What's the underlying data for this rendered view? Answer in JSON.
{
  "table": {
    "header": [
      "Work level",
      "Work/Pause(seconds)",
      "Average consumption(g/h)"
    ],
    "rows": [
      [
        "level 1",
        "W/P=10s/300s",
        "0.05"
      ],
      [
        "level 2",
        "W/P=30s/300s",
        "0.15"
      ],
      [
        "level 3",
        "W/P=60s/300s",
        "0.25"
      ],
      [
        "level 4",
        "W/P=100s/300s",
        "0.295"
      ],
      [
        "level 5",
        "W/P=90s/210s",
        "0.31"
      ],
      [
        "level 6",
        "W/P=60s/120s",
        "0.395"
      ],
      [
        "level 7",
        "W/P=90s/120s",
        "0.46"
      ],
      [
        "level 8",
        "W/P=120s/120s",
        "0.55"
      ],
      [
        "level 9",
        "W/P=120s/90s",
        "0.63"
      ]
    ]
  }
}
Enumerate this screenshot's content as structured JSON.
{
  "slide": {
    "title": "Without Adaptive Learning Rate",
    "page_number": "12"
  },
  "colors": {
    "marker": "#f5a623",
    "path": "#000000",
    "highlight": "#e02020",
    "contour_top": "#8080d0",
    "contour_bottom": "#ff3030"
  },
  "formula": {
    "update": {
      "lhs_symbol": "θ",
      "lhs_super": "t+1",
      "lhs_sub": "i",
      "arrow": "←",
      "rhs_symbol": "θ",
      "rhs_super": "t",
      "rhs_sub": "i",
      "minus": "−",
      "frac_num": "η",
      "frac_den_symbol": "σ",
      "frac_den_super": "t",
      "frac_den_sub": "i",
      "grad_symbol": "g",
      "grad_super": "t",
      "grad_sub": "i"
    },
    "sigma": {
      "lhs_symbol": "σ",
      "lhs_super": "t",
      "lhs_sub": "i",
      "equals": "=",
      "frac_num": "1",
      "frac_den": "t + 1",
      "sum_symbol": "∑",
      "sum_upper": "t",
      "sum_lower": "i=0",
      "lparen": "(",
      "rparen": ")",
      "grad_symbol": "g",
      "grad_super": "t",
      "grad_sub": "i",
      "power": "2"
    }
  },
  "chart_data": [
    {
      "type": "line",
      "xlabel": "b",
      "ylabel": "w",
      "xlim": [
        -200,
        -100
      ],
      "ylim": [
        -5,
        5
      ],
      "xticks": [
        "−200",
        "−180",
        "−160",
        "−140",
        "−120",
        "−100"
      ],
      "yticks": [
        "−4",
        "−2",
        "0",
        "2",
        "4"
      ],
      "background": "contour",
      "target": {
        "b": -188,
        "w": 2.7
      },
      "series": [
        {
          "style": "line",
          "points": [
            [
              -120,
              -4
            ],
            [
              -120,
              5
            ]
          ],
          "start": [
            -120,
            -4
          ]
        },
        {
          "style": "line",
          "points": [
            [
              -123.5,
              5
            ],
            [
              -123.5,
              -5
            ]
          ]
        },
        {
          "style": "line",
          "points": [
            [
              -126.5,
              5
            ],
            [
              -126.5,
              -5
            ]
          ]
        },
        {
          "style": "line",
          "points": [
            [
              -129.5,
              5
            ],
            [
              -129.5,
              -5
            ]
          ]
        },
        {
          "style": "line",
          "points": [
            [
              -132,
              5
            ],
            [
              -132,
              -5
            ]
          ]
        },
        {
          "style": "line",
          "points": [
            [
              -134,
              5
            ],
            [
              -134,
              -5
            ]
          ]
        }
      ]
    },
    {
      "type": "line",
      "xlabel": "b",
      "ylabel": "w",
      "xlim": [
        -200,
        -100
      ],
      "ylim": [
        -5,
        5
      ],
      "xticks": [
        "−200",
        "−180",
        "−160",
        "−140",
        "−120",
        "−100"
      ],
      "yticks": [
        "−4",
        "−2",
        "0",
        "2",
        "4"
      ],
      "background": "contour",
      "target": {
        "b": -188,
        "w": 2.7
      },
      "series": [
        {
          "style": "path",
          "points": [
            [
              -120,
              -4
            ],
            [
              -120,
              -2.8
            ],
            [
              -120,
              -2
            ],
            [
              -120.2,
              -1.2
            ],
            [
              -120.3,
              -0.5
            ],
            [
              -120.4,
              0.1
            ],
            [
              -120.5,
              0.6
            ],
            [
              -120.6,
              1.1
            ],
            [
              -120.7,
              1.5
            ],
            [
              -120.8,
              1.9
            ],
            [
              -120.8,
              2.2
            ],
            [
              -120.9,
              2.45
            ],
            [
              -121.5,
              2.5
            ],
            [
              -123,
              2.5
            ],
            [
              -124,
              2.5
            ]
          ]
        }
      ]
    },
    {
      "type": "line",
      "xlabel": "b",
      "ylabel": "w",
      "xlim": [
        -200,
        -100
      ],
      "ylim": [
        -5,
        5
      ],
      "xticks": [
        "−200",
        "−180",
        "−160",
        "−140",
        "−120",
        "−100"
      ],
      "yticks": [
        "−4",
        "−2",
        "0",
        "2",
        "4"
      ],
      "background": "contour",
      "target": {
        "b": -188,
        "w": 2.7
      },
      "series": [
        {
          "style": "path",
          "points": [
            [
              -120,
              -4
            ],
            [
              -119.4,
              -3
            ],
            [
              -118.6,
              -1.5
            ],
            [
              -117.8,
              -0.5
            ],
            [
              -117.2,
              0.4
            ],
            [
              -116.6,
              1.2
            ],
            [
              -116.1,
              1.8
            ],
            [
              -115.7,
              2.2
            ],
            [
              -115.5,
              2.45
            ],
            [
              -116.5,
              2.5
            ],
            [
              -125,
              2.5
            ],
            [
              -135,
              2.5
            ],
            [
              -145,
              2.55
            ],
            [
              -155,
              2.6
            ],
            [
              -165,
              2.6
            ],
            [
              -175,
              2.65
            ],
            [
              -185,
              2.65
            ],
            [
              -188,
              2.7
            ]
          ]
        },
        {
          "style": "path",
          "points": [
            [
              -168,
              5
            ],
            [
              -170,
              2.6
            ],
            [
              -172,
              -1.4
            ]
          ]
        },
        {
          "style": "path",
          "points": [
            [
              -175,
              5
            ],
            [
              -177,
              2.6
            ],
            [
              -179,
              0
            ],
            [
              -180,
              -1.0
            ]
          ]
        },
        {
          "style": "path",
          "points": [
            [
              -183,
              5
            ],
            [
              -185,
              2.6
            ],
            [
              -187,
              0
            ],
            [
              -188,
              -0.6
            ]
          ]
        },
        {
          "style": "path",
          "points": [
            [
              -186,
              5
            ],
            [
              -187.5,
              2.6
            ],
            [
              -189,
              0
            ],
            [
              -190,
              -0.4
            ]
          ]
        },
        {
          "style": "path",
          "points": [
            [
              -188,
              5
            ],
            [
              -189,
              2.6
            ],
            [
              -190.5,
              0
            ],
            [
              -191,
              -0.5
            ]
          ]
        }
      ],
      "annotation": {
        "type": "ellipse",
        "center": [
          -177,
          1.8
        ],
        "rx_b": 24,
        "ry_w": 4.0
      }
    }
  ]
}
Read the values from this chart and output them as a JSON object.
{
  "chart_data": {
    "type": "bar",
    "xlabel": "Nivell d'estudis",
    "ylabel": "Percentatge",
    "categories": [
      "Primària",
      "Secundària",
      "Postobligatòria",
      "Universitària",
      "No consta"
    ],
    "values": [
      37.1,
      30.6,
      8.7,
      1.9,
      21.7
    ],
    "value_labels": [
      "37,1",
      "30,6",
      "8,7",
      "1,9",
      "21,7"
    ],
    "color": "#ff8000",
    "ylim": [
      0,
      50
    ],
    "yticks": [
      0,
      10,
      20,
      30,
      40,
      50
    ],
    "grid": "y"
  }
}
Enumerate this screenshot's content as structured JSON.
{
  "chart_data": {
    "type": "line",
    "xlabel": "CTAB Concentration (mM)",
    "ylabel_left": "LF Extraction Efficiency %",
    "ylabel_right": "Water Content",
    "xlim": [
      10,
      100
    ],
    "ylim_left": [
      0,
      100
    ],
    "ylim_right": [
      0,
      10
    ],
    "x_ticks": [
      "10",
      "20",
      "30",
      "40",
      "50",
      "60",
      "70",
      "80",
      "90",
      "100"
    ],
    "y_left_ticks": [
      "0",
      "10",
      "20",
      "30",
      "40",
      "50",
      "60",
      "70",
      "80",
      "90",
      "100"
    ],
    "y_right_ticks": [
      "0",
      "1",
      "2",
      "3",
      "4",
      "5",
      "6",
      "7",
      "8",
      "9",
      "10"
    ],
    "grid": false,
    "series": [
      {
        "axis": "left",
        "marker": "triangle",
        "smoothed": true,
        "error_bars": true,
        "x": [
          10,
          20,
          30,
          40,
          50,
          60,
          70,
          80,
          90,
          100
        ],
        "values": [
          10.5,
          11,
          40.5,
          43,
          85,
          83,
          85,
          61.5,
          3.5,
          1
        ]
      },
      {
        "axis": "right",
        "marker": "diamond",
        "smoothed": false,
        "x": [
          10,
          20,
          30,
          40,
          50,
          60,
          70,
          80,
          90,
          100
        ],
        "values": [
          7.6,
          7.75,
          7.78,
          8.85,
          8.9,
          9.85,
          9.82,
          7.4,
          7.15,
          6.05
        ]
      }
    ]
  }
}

• Given instruction:
Copy all lines from the entries that contain the word "level".

• The answer:
      "Work level",
        "level 1",
        "level 2",
        "level 3",
        "level 4",
        "level 5",
        "level 6",
        "level 7",
        "level 8",
        "level 9",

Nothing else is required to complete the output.